-- Start --

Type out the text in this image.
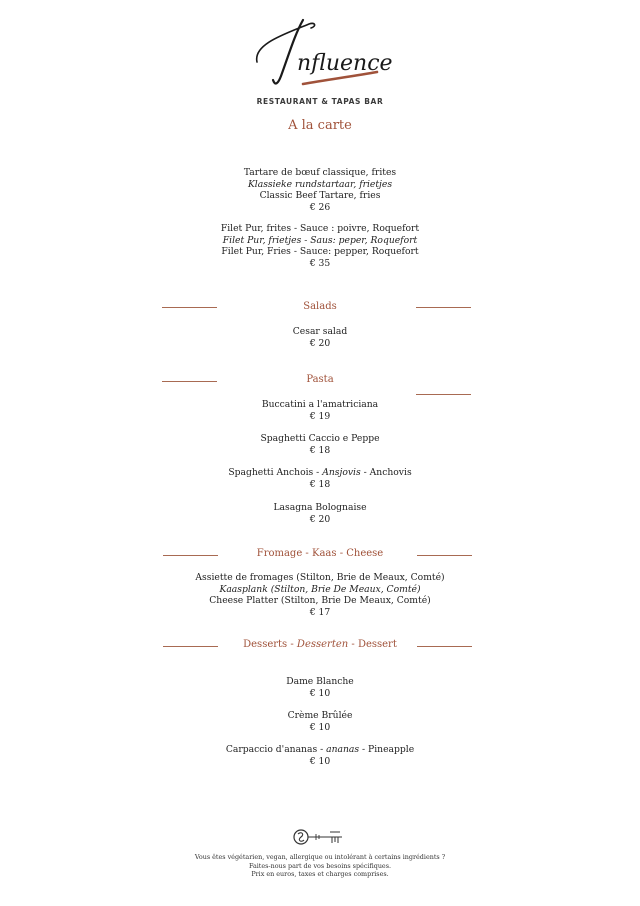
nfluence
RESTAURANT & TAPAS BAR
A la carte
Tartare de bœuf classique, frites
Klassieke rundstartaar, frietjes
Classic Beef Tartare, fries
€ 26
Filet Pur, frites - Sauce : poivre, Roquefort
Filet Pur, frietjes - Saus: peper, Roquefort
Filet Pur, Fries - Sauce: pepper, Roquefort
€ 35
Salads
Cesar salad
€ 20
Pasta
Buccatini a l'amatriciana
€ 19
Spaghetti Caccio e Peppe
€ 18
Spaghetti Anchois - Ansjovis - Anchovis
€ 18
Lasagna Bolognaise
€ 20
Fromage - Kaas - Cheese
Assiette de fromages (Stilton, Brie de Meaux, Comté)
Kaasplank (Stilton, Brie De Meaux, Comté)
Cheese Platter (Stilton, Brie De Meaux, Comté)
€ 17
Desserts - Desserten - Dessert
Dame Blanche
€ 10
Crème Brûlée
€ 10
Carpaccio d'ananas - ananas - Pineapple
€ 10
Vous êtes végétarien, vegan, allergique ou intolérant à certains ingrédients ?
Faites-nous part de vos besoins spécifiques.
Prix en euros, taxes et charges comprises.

-- End --
-- Start --

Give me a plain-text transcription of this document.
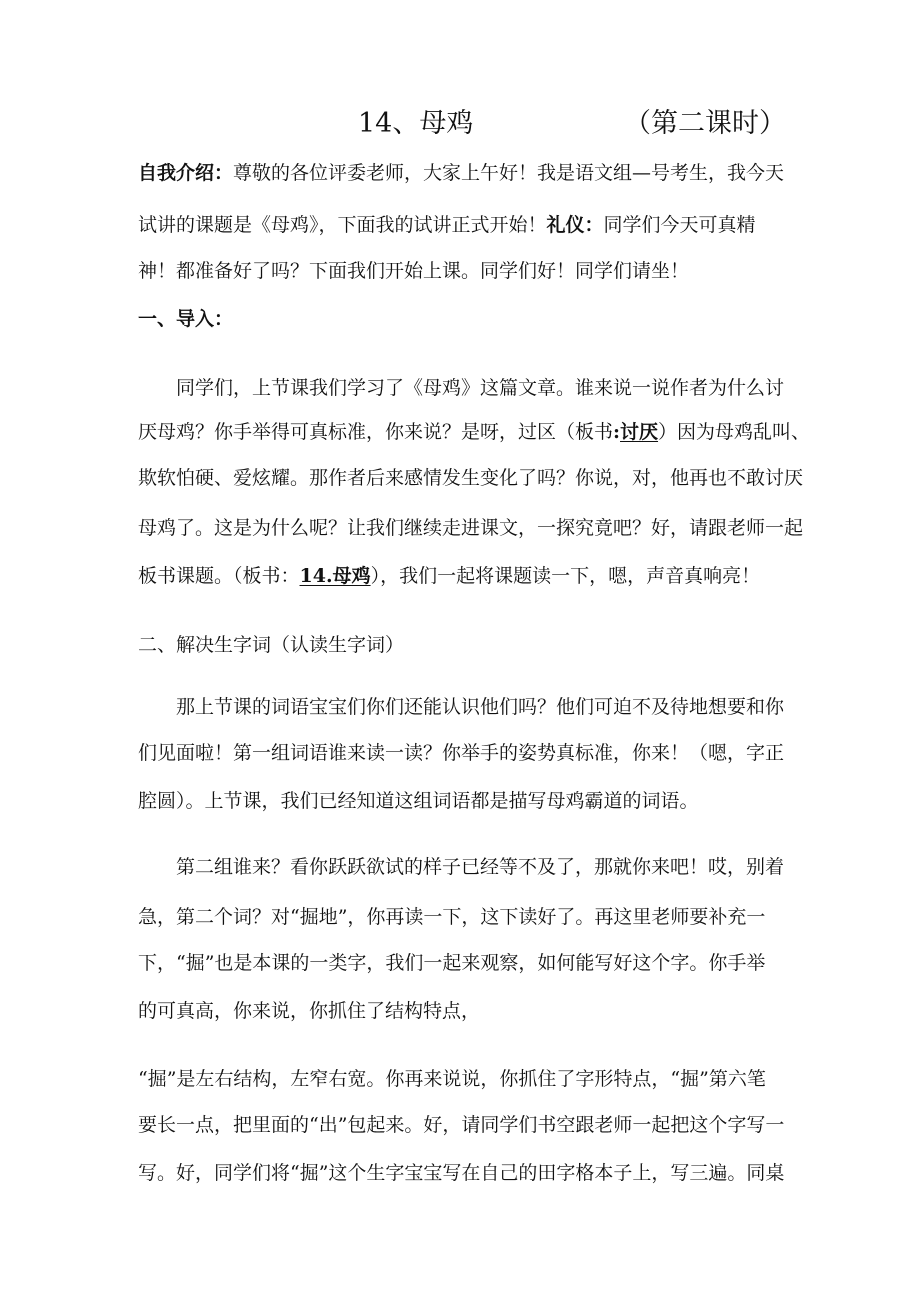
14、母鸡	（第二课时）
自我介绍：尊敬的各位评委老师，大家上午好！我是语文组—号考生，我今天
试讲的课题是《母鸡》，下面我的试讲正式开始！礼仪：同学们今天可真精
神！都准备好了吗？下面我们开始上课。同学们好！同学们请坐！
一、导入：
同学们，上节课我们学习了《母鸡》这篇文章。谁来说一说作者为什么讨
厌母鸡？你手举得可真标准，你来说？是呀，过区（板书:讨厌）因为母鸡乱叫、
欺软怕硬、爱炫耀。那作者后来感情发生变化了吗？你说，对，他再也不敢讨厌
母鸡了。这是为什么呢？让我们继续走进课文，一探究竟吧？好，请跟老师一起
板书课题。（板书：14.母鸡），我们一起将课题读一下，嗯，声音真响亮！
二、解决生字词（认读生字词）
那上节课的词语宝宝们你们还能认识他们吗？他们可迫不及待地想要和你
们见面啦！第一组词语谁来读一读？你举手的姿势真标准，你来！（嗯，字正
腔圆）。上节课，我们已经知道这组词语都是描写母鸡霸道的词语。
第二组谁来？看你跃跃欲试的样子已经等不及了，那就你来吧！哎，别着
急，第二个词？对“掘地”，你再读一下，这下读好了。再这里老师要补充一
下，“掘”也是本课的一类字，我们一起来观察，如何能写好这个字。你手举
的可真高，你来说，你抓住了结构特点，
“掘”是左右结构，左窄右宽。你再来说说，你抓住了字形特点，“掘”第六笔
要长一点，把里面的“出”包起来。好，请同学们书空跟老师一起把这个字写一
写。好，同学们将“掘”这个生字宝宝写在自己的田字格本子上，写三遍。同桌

-- End --

• **STATED PROBLEM**
Pull out all lines of the data with the string "Comté".

• **OUTPUT OF THE TASK**
Assiette de fromages (Stilton, Brie de Meaux, Comté)
Kaasplank (Stilton, Brie De Meaux, Comté)
Cheese Platter (Stilton, Brie De Meaux, Comté)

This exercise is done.